▶ [Isi Tugas]
Kembalikan salinan persis dari bagian kutipan halaman yang dimulai pada kata-kata "B. Program dan" dan berakhir setelah kata-kata "dijalankan.".
──────── Kutipan Halaman
Yang muslim dicatat, berapa orang dan siapa-siapa saja yang anggota Muhammadiyah, yang
simpatisan Muhammadiyah, dan yang non simpatisan Muhammadiyah. Demikian pula yang
non muslim, berapa orang dan siapa-siapa saja yang beragama Kristen, Katolik, Hindu.
Budha, dan lain-lain.
Sebagai modal perwujudan masyarakat Islam yang sebenar-benarnya, diperlukan pribadipribadi muslim yang jumlahnya mencukupi untuk mengatur dan mendominasi tata kehidupan
masyarakat di kawasan tersebut. Dalam kasus kawasan ranting yang berpendudukan 1.000
orang, Pimpinan ranting harus berani menargetkan lebih dari 500 orang yang dibina secara
serius. Perjuangan utama anggota Muhammadiyah di ranting tersebut adalah membina
mereka menjadi pribadi-pribadi muslim yang sebenar-benarnya.

B. Program dan Strategi Pengembangan Cabang dan Ranting


1.

Dalam garis besarnya, tugas LPCR terbagi ke dalam dua kelompok fungsi
pengembangan Cabang dan Ranting, yaitu pengembangan kualitatif dan pengembangan
kuantitatif. Untuk melaksanakan program tersebut ada beberapa langkah strategis yang
dijalankan.

2.
────────────────
──────── Data Ditampilkan
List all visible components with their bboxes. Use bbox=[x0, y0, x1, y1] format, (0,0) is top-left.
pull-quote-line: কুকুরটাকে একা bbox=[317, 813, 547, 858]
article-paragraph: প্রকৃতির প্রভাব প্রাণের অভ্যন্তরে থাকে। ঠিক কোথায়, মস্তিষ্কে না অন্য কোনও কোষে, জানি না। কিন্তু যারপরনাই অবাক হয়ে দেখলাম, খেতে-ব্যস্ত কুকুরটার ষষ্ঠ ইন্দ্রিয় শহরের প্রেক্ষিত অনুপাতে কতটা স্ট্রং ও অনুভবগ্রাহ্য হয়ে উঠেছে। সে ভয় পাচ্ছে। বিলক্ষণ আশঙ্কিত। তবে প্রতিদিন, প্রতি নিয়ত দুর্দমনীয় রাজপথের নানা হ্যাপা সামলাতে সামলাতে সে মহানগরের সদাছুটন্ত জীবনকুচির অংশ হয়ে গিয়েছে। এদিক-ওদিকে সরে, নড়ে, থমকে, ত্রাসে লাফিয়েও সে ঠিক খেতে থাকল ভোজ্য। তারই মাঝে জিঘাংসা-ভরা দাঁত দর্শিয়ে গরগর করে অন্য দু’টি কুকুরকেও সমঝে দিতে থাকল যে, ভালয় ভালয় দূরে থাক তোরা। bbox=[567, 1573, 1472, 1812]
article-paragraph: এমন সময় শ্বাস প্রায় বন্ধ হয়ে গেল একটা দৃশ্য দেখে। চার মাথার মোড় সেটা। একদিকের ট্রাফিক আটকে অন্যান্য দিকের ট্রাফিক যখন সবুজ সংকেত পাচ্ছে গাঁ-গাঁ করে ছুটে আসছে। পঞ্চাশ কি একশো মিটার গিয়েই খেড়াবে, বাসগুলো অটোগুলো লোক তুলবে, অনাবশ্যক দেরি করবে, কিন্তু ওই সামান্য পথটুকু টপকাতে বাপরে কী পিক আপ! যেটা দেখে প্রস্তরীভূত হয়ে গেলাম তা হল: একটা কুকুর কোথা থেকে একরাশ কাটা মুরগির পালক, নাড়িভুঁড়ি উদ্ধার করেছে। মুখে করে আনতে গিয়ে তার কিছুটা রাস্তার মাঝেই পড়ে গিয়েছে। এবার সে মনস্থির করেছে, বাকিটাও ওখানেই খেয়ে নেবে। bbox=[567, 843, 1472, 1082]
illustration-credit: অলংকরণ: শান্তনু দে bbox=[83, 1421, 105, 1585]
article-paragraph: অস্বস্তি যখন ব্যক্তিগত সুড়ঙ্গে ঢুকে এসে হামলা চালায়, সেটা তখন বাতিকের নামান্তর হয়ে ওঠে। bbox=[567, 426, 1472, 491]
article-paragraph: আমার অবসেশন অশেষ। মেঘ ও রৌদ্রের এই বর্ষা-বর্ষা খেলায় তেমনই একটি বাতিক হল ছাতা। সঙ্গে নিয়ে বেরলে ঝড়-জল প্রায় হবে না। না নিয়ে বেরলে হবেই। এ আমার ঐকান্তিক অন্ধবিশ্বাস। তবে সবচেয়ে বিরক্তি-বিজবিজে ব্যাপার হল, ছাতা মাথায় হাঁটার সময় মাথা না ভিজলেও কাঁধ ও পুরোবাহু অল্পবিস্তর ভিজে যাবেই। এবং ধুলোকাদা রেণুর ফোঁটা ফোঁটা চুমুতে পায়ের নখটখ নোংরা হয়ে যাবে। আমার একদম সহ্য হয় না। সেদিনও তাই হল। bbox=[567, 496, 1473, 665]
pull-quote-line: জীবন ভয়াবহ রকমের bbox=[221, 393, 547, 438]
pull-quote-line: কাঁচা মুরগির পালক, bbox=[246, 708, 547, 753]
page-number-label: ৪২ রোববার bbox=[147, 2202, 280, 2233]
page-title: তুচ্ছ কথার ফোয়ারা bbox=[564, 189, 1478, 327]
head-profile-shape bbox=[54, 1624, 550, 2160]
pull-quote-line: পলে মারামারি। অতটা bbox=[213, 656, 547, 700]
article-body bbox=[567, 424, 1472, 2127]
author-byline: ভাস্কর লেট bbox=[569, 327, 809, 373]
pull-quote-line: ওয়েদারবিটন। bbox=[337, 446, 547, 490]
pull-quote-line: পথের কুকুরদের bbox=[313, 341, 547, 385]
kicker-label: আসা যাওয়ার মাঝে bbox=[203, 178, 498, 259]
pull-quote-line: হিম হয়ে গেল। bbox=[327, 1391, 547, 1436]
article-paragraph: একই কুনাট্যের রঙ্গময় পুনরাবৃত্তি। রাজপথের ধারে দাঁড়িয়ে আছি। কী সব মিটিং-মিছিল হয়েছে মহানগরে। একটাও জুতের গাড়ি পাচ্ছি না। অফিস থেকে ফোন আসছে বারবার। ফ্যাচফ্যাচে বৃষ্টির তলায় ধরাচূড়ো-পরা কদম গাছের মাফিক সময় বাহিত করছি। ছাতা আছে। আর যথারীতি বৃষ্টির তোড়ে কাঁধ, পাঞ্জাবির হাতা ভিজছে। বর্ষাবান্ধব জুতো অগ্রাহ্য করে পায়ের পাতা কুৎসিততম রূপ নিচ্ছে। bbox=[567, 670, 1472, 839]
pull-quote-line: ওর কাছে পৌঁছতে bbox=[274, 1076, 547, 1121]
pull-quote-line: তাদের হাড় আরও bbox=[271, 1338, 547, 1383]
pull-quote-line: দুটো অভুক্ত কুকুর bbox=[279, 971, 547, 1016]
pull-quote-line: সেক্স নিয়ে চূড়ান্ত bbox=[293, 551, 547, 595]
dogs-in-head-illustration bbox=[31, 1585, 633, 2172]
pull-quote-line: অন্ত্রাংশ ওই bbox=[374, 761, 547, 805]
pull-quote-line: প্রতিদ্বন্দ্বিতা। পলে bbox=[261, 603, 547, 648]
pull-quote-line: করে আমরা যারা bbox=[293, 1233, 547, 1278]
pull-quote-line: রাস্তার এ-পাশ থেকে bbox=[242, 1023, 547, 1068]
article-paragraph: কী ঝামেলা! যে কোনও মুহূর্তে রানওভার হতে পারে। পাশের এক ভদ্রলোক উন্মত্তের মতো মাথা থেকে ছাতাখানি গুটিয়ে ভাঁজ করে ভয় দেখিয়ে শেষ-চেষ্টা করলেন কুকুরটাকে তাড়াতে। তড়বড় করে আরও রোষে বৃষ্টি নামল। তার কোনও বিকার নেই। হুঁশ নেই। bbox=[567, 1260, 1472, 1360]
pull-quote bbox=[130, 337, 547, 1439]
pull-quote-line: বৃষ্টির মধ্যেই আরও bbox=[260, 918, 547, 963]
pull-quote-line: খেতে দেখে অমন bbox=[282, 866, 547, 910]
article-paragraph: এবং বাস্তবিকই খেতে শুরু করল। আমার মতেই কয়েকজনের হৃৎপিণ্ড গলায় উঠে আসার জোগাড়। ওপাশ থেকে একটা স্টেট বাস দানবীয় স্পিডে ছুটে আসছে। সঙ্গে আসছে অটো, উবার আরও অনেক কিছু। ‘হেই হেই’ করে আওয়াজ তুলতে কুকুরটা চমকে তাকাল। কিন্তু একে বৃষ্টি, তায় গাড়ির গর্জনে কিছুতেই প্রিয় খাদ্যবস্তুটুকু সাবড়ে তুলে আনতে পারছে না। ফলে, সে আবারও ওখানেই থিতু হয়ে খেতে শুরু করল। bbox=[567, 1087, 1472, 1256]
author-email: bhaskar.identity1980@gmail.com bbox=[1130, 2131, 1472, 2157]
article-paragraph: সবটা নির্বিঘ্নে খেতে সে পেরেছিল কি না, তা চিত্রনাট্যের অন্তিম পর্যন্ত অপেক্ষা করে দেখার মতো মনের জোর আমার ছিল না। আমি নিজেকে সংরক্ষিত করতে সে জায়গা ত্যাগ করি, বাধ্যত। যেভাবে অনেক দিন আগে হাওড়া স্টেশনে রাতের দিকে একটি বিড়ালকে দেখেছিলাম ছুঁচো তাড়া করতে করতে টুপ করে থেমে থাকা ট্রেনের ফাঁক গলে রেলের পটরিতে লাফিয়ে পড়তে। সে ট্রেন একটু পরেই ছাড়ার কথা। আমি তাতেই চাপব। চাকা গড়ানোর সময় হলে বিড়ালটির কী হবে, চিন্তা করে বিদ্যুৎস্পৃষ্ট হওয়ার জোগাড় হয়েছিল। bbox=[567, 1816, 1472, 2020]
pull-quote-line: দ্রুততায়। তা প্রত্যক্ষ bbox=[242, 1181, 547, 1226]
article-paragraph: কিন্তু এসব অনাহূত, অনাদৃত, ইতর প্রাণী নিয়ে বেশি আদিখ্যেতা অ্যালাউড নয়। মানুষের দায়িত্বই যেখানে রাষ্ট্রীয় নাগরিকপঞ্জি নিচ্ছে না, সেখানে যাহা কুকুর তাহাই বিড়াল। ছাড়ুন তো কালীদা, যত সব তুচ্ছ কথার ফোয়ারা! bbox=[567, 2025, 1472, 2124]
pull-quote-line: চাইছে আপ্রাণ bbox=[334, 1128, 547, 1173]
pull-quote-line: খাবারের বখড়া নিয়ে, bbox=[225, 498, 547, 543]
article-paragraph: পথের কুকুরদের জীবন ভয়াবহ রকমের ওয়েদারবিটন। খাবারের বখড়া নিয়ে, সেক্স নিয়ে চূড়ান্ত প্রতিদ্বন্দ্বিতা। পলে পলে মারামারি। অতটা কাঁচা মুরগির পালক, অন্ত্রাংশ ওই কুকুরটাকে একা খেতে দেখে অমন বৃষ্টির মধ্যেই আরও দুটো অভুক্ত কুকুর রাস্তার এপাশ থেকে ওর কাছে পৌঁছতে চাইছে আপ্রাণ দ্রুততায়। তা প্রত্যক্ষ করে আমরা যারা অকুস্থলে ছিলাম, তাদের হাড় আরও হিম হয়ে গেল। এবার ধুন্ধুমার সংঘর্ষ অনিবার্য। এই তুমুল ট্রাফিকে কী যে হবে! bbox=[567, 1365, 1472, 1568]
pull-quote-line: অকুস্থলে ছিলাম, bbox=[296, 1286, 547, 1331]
────────────────
▶ [Jawaban Tugas]
B. Program dan Strategi Pengembangan Cabang dan Ranting


1.

Dalam garis besarnya, tugas LPCR terbagi ke dalam dua kelompok fungsi
pengembangan Cabang dan Ranting, yaitu pengembangan kualitatif dan pengembangan
kuantitatif. Untuk melaksanakan program tersebut ada beberapa langkah strategis yang
dijalankan.